# The problem
Leaving out the pictures, please retype each record exactly.

# Exercise materials
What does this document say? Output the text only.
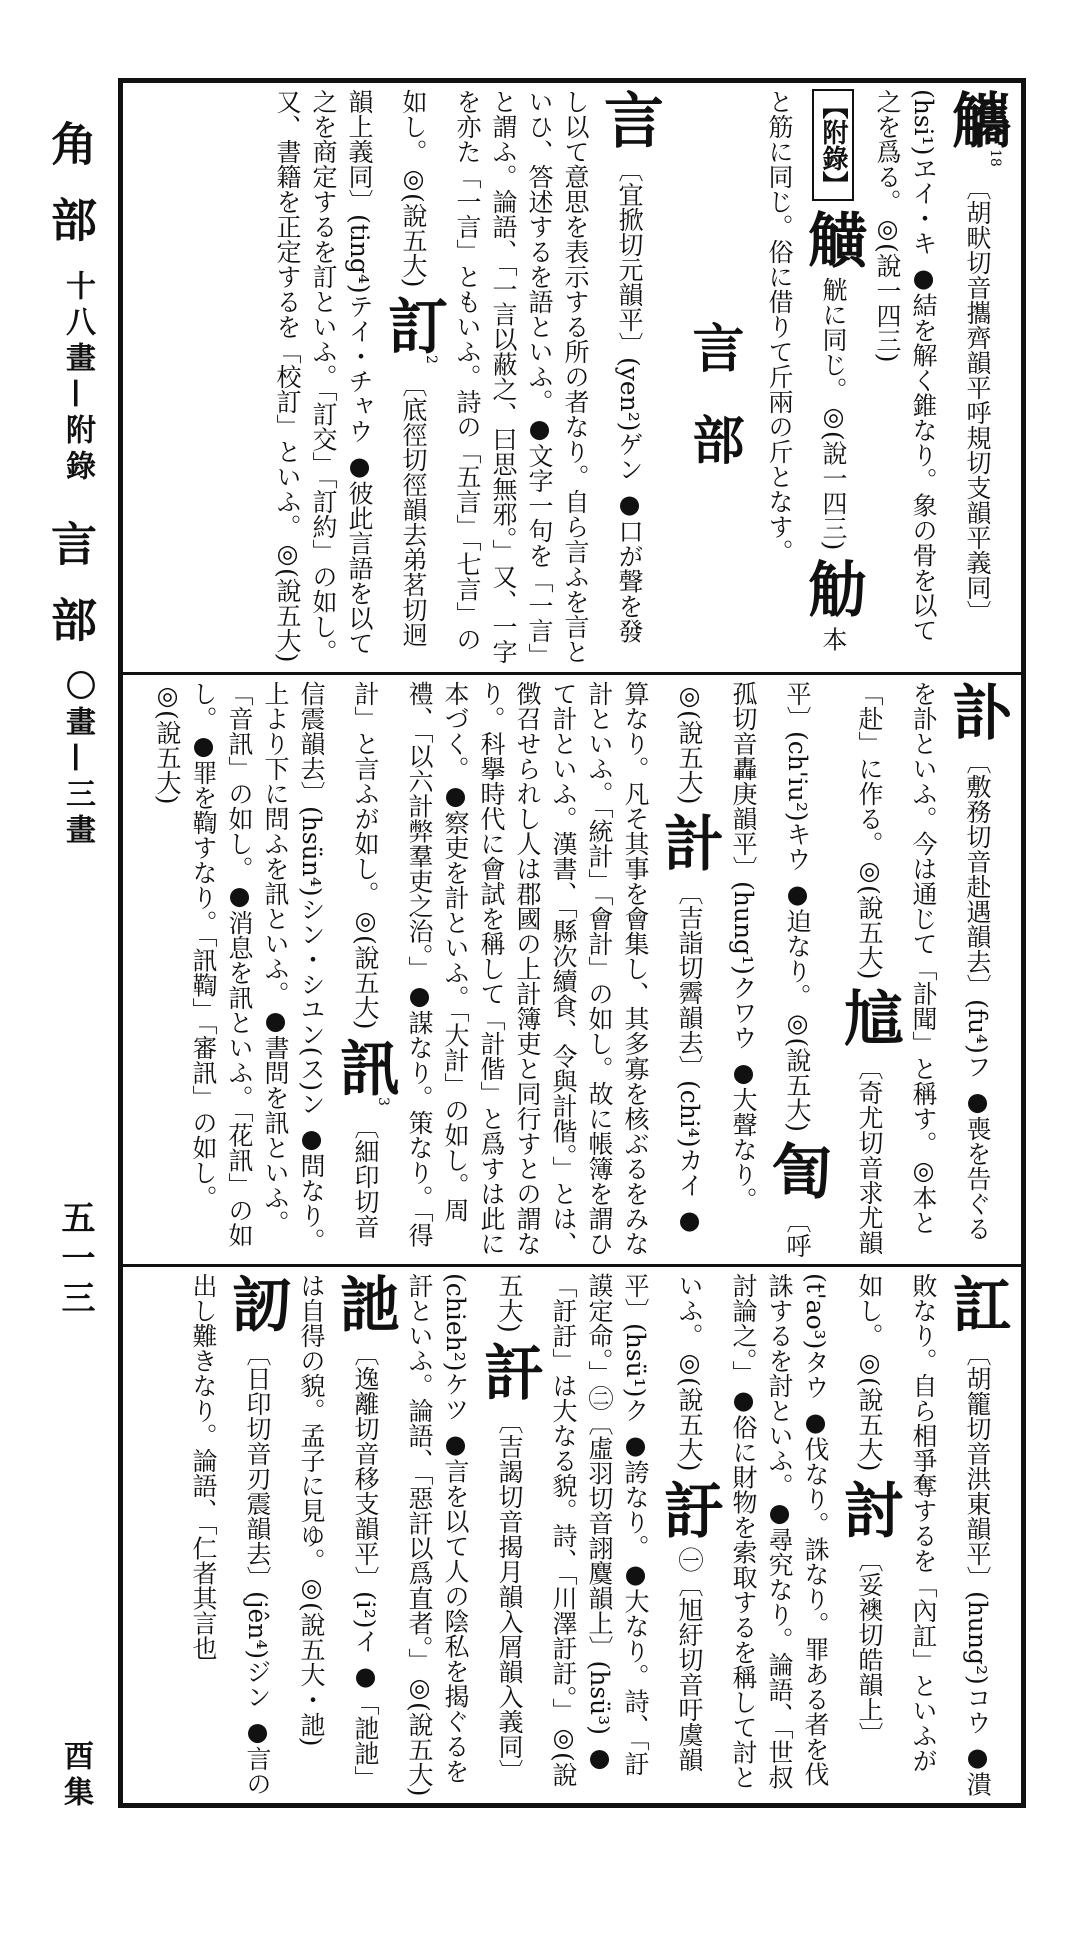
角部
十八畫—附錄
言部
〇畫—三畫
五一三
酉集
觿$^{18}$ 〔胡畎切音攜齊韻平呼規切支韻平義同〕(hsi¹)ヱイ・キ ●結を解く錐なり。象の骨を以て之を爲る。◎(說一四三)
【附錄】 觵 觥に同じ。◎(說一四三) 觔 本と筋に同じ。俗に借りて斤兩の斤となす。
言部
言 〔宜掀切元韻平〕(yen²)ゲン ●口が聲を發し以て意思を表示する所の者なり。自ら言ふを言といひ、答述するを語といふ。●文字一句を「一言」と謂ふ。論語、「一言以蔽之、曰思無邪。」又、一字を亦た「一言」ともいふ。詩の「五言」「七言」の如し。◎(說五大) 訂$^2$ 〔底徑切徑韻去弟茗切迥韻上義同〕(ting⁴)テイ・チャウ ●彼此言語を以て之を商定するを訂といふ。「訂交」「訂約」の如し。又、書籍を正定するを「校訂」といふ。◎(說五大)
訃 〔敷務切音赴遇韻去〕(fu⁴)フ ●喪を告ぐるを訃といふ。今は通じて「訃聞」と稱す。◎本と「赴」に作る。◎(說五大) 訄 〔奇尤切音求尤韻平〕(ch'iu²)キウ ●迫なり。◎(說五大) 訇 〔呼孤切音轟庚韻平〕(hung¹)クワウ ●大聲なり。◎(說五大) 計 〔吉詣切霽韻去〕(chi⁴)カイ ●算なり。凡そ其事を會集し、其多寡を核ぶるをみな計といふ。「統計」「會計」の如し。故に帳簿を謂ひて計といふ。漢書、「縣次續食、令與計偕。」とは、徴召せられし人は郡國の上計簿吏と同行すとの謂なり。科擧時代に會試を稱して「計偕」と爲すは此に本づく。●察吏を計といふ。「大計」の如し。周禮、「以六計弊羣吏之治。」●謀なり。策なり。「得計」と言ふが如し。◎(說五大) 訊$^3$ 〔細印切音信震韻去〕(hsün⁴)シン・シユン(ス)ン ●問なり。上より下に問ふを訊といふ。●書問を訊といふ。「音訊」の如し。●消息を訊といふ。「花訊」の如し。●罪を鞫すなり。「訊鞫」「審訊」の如し。◎(說五大)
訌 〔胡籠切音洪東韻平〕(hung²)コウ ●潰敗なり。自ら相爭奪するを「內訌」といふが如し。◎(說五大) 討 〔妥襖切皓韻上〕(t'ao³)タウ ●伐なり。誅なり。罪ある者を伐誅するを討といふ。●尋究なり。論語、「世叔討論之。」●俗に財物を索取するを稱して討といふ。◎(說五大) 訏 ㊀〔旭紆切音吁虞韻平〕(hsü¹)ク ●誇なり。●大なり。詩、「訏謨定命。」㊁〔虛羽切音詡麌韻上〕(hsü³) ●「訏訏」は大なる貌。詩、「川澤訏訏。」◎(說五大) 訐 〔吉謁切音揭月韻入屑韻入義同〕(chieh²)ケツ ●言を以て人の陰私を揭ぐるを訐といふ。論語、「惡訐以爲直者。」◎(說五大) 訑 〔逸離切音移支韻平〕(i²)イ ●「訑訑」は自得の貌。孟子に見ゆ。◎(說五大・訑) 訒 〔日印切音刃震韻去〕(jên⁴)ジン ●言の出し難きなり。論語、「仁者其言也
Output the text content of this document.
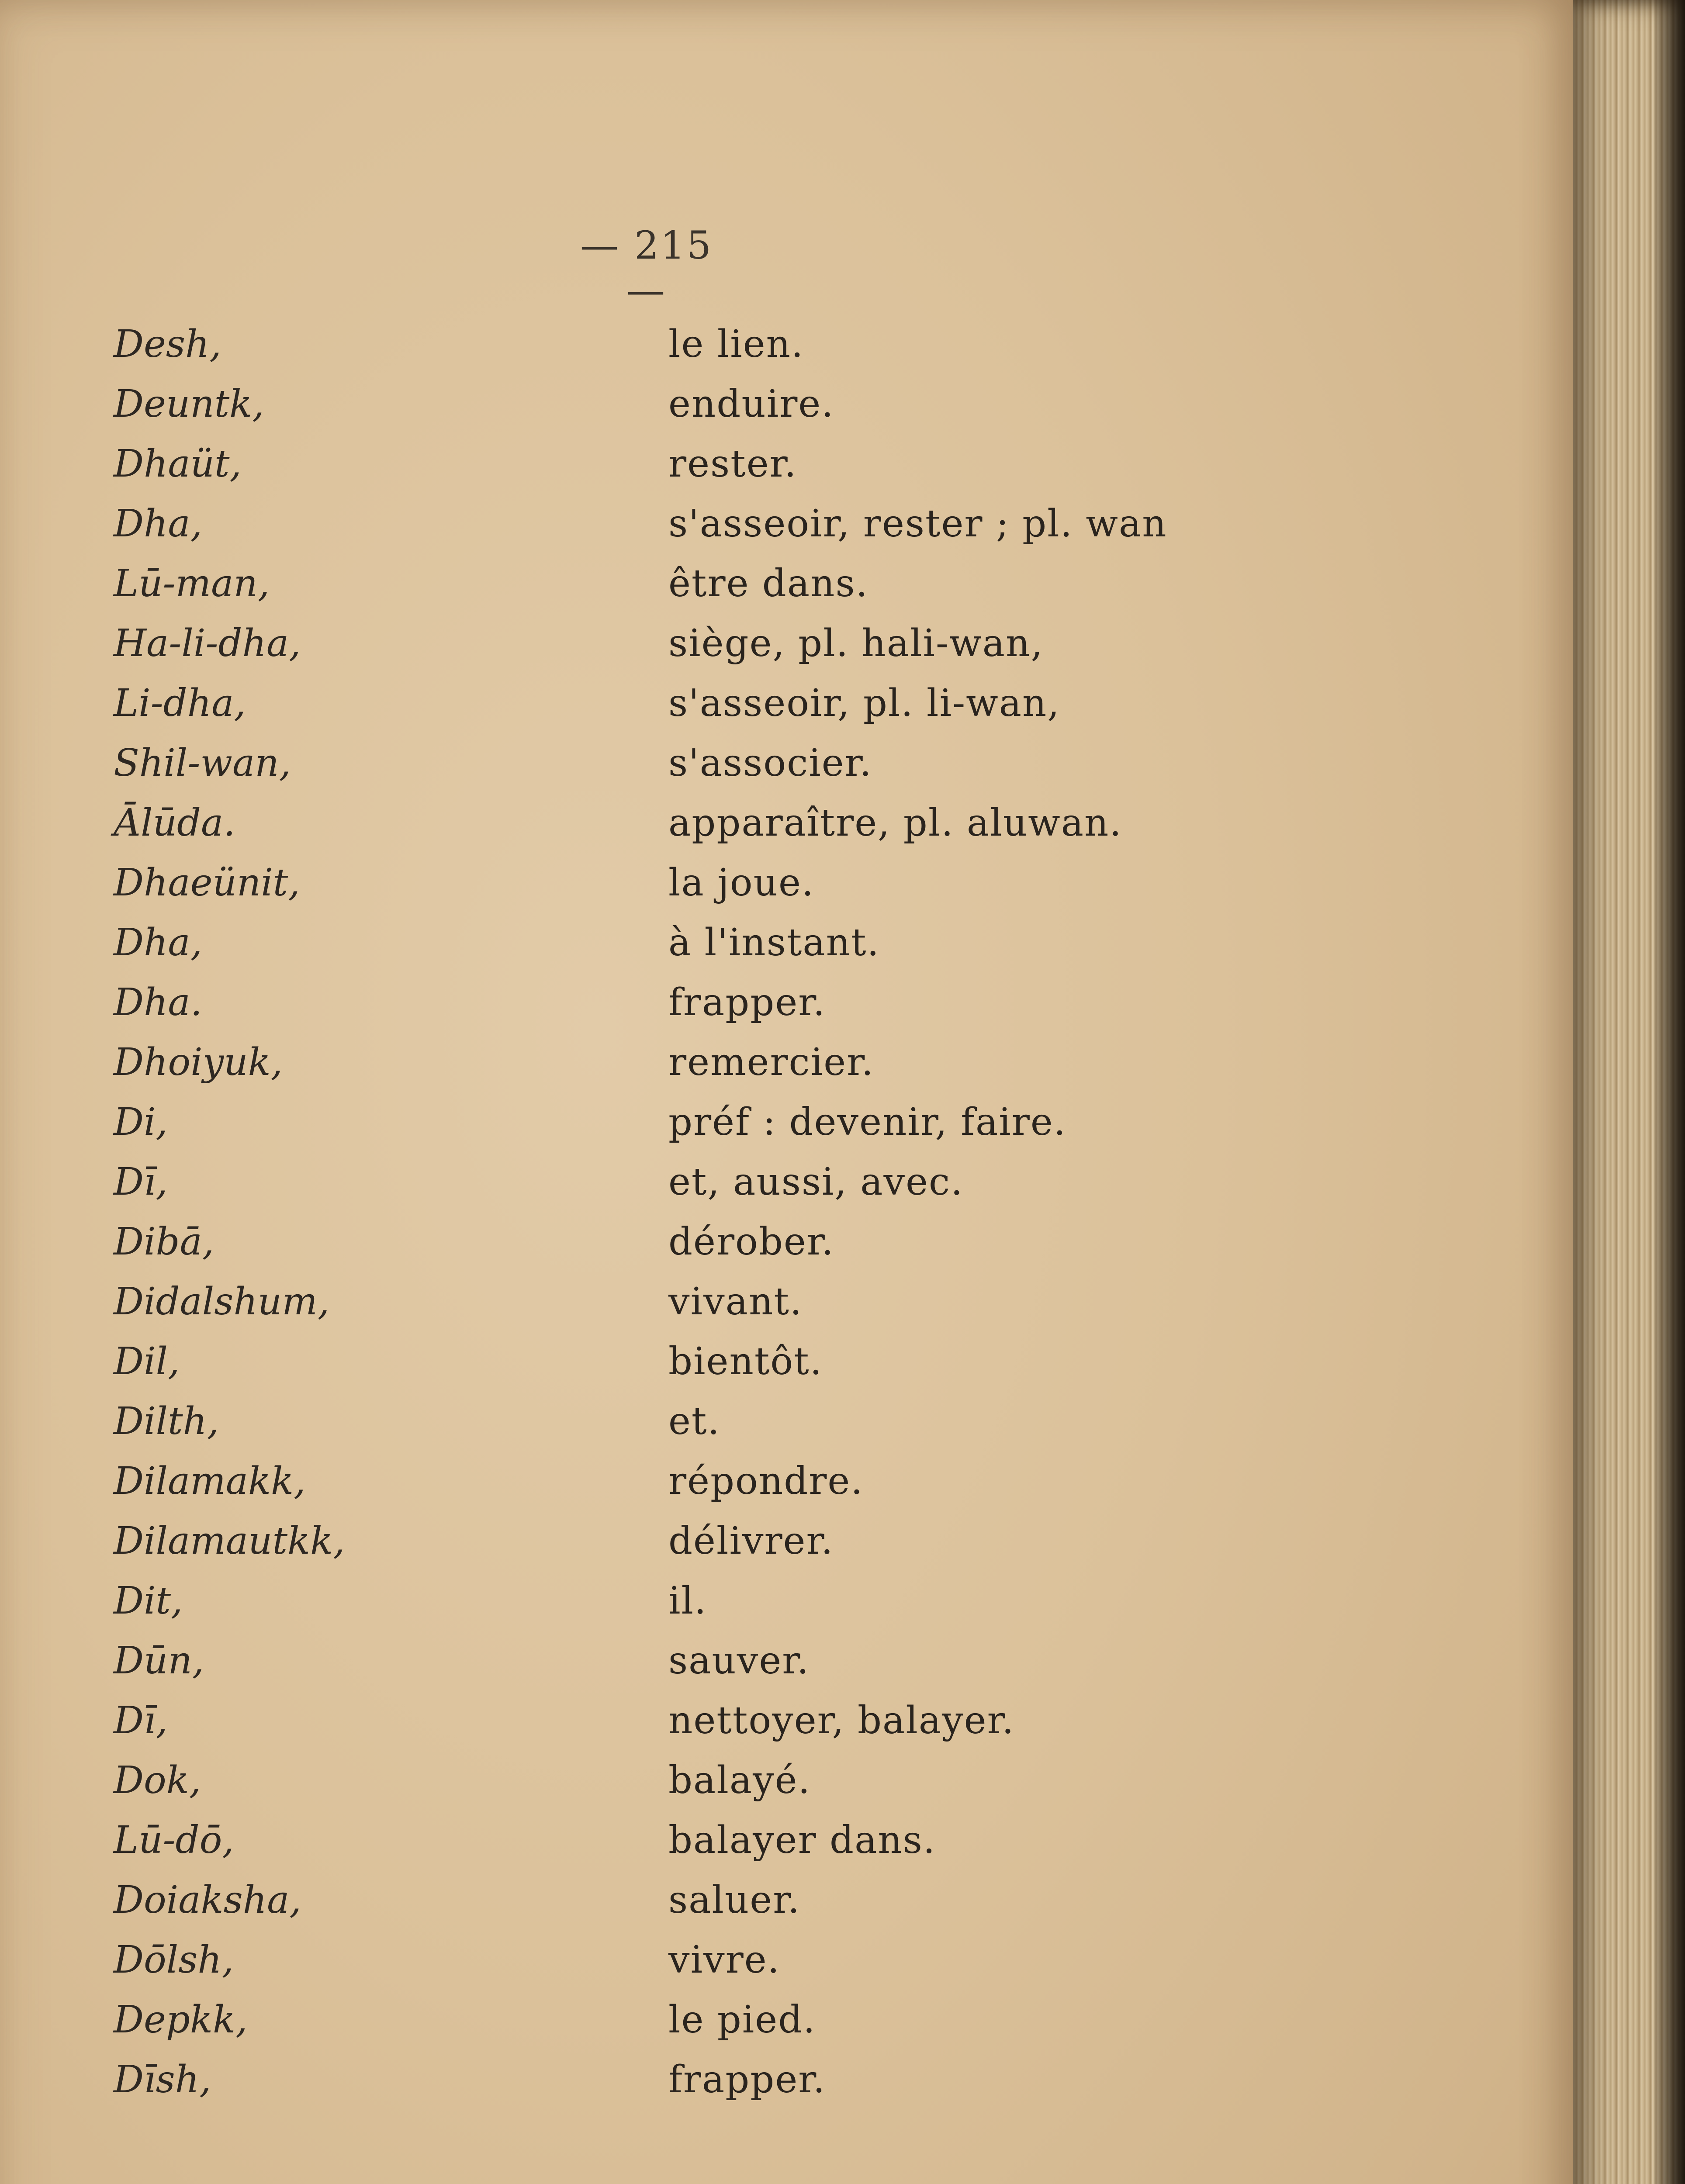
— 215 —
Desh,	le lien.
Deuntk,	enduire.
Dhaüt,	rester.
Dha,	s'asseoir, rester ; pl. wan
Lū-man,	être dans.
Ha-li-dha,	siège, pl. hali-wan,
Li-dha,	s'asseoir, pl. li-wan,
Shil-wan,	s'associer.
Ālūda.	apparaître, pl. aluwan.
Dhaeünit,	la joue.
Dha,	à l'instant.
Dha.	frapper.
Dhoiyuk,	remercier.
Di,	préf : devenir, faire.
Dī,	et, aussi, avec.
Dibā,	dérober.
Didalshum,	vivant.
Dil,	bientôt.
Dilth,	et.
Dilamakk,	répondre.
Dilamautkk,	délivrer.
Dit,	il.
Dūn,	sauver.
Dī,	nettoyer, balayer.
Dok,	balayé.
Lū-dō,	balayer dans.
Doiaksha,	saluer.
Dōlsh,	vivre.
Depkk,	le pied.
Dīsh,	frapper.
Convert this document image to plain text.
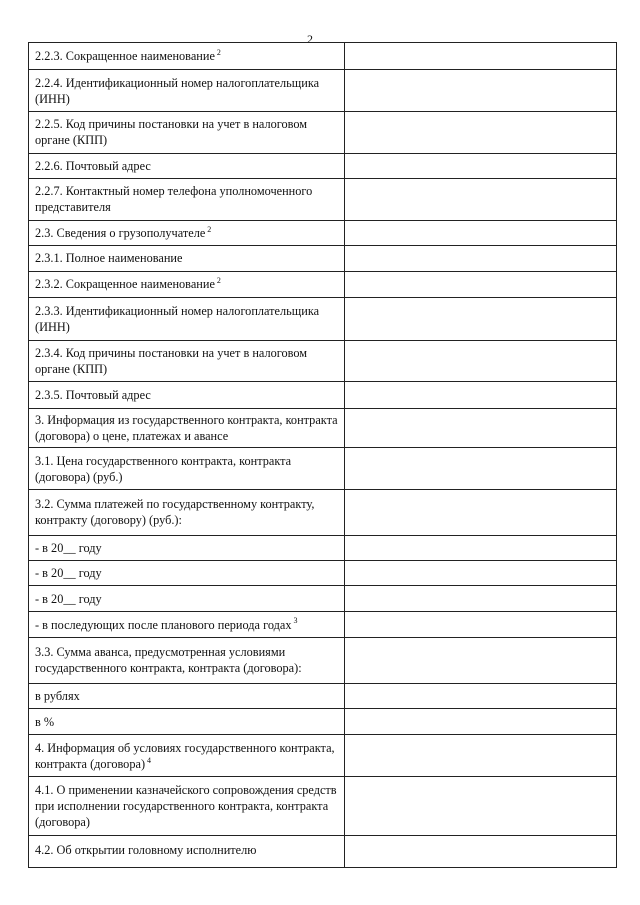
2
2.2.3. Сокращенное наименование $^2$	
2.2.4. Идентификационный номер налогоплательщика (ИНН)	
2.2.5. Код причины постановки на учет в налоговом органе (КПП)	
2.2.6. Почтовый адрес	
2.2.7. Контактный номер телефона уполномоченного представителя	
2.3. Сведения о грузополучателе $^2$	
2.3.1. Полное наименование	
2.3.2. Сокращенное наименование $^2$	
2.3.3. Идентификационный номер налогоплательщика (ИНН)	
2.3.4. Код причины постановки на учет в налоговом органе (КПП)	
2.3.5. Почтовый адрес	
3. Информация из государственного контракта, контракта (договора) о цене, платежах и авансе	
3.1. Цена государственного контракта, контракта (договора) (руб.)	
3.2. Сумма платежей по государственному контракту, контракту (договору) (руб.):	
- в 20__ году	
- в 20__ году	
- в 20__ году	
- в последующих после планового периода годах $^3$	
3.3. Сумма аванса, предусмотренная условиями государственного контракта, контракта (договора):	
в рублях	
в %	
4. Информация об условиях государственного контракта, контракта (договора) $^4$	
4.1. О применении казначейского сопровождения средств при исполнении государственного контракта, контракта (договора)	
4.2. Об открытии головному исполнителю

# Exercise response
What does this document say? Output the text only.
角部
十八畫—附錄
言部
〇畫—三畫
五一三
酉集
觿$^{18}$ 〔胡畎切音攜齊韻平呼規切支韻平義同〕(hsi¹)ヱイ・キ ●結を解く錐なり。象の骨を以て之を爲る。◎(說一四三)
【附錄】 觵 觥に同じ。◎(說一四三) 觔 本と筋に同じ。俗に借りて斤兩の斤となす。
言部
言 〔宜掀切元韻平〕(yen²)ゲン ●口が聲を發し以て意思を表示する所の者なり。自ら言ふを言といひ、答述するを語といふ。●文字一句を「一言」と謂ふ。論語、「一言以蔽之、曰思無邪。」又、一字を亦た「一言」ともいふ。詩の「五言」「七言」の如し。◎(說五大) 訂$^2$ 〔底徑切徑韻去弟茗切迥韻上義同〕(ting⁴)テイ・チャウ ●彼此言語を以て之を商定するを訂といふ。「訂交」「訂約」の如し。又、書籍を正定するを「校訂」といふ。◎(說五大)
訃 〔敷務切音赴遇韻去〕(fu⁴)フ ●喪を告ぐるを訃といふ。今は通じて「訃聞」と稱す。◎本と「赴」に作る。◎(說五大) 訄 〔奇尤切音求尤韻平〕(ch'iu²)キウ ●迫なり。◎(說五大) 訇 〔呼孤切音轟庚韻平〕(hung¹)クワウ ●大聲なり。◎(說五大) 計 〔吉詣切霽韻去〕(chi⁴)カイ ●算なり。凡そ其事を會集し、其多寡を核ぶるをみな計といふ。「統計」「會計」の如し。故に帳簿を謂ひて計といふ。漢書、「縣次續食、令與計偕。」とは、徴召せられし人は郡國の上計簿吏と同行すとの謂なり。科擧時代に會試を稱して「計偕」と爲すは此に本づく。●察吏を計といふ。「大計」の如し。周禮、「以六計弊羣吏之治。」●謀なり。策なり。「得計」と言ふが如し。◎(說五大) 訊$^3$ 〔細印切音信震韻去〕(hsün⁴)シン・シユン(ス)ン ●問なり。上より下に問ふを訊といふ。●書問を訊といふ。「音訊」の如し。●消息を訊といふ。「花訊」の如し。●罪を鞫すなり。「訊鞫」「審訊」の如し。◎(說五大)
訌 〔胡籠切音洪東韻平〕(hung²)コウ ●潰敗なり。自ら相爭奪するを「內訌」といふが如し。◎(說五大) 討 〔妥襖切皓韻上〕(t'ao³)タウ ●伐なり。誅なり。罪ある者を伐誅するを討といふ。●尋究なり。論語、「世叔討論之。」●俗に財物を索取するを稱して討といふ。◎(說五大) 訏 ㊀〔旭紆切音吁虞韻平〕(hsü¹)ク ●誇なり。●大なり。詩、「訏謨定命。」㊁〔虛羽切音詡麌韻上〕(hsü³) ●「訏訏」は大なる貌。詩、「川澤訏訏。」◎(說五大) 訐 〔吉謁切音揭月韻入屑韻入義同〕(chieh²)ケツ ●言を以て人の陰私を揭ぐるを訐といふ。論語、「惡訐以爲直者。」◎(說五大) 訑 〔逸離切音移支韻平〕(i²)イ ●「訑訑」は自得の貌。孟子に見ゆ。◎(說五大・訑) 訒 〔日印切音刃震韻去〕(jên⁴)ジン ●言の出し難きなり。論語、「仁者其言也
Output the text content of this document.
— 215 —
Desh,	le lien.
Deuntk,	enduire.
Dhaüt,	rester.
Dha,	s'asseoir, rester ; pl. wan
Lū-man,	être dans.
Ha-li-dha,	siège, pl. hali-wan,
Li-dha,	s'asseoir, pl. li-wan,
Shil-wan,	s'associer.
Ālūda.	apparaître, pl. aluwan.
Dhaeünit,	la joue.
Dha,	à l'instant.
Dha.	frapper.
Dhoiyuk,	remercier.
Di,	préf : devenir, faire.
Dī,	et, aussi, avec.
Dibā,	dérober.
Didalshum,	vivant.
Dil,	bientôt.
Dilth,	et.
Dilamakk,	répondre.
Dilamautkk,	délivrer.
Dit,	il.
Dūn,	sauver.
Dī,	nettoyer, balayer.
Dok,	balayé.
Lū-dō,	balayer dans.
Doiaksha,	saluer.
Dōlsh,	vivre.
Depkk,	le pied.
Dīsh,	frapper.
Convert this document image to plain text.
2
2.2.3. Сокращенное наименование $^2$	
2.2.4. Идентификационный номер налогоплательщика (ИНН)	
2.2.5. Код причины постановки на учет в налоговом органе (КПП)	
2.2.6. Почтовый адрес	
2.2.7. Контактный номер телефона уполномоченного представителя	
2.3. Сведения о грузополучателе $^2$	
2.3.1. Полное наименование	
2.3.2. Сокращенное наименование $^2$	
2.3.3. Идентификационный номер налогоплательщика (ИНН)	
2.3.4. Код причины постановки на учет в налоговом органе (КПП)	
2.3.5. Почтовый адрес	
3. Информация из государственного контракта, контракта (договора) о цене, платежах и авансе	
3.1. Цена государственного контракта, контракта (договора) (руб.)	
3.2. Сумма платежей по государственному контракту, контракту (договору) (руб.):	
- в 20__ году	
- в 20__ году	
- в 20__ году	
- в последующих после планового периода годах $^3$	
3.3. Сумма аванса, предусмотренная условиями государственного контракта, контракта (договора):	
в рублях	
в %	
4. Информация об условиях государственного контракта, контракта (договора) $^4$	
4.1. О применении казначейского сопровождения средств при исполнении государственного контракта, контракта (договора)	
4.2. Об открытии головному исполнителю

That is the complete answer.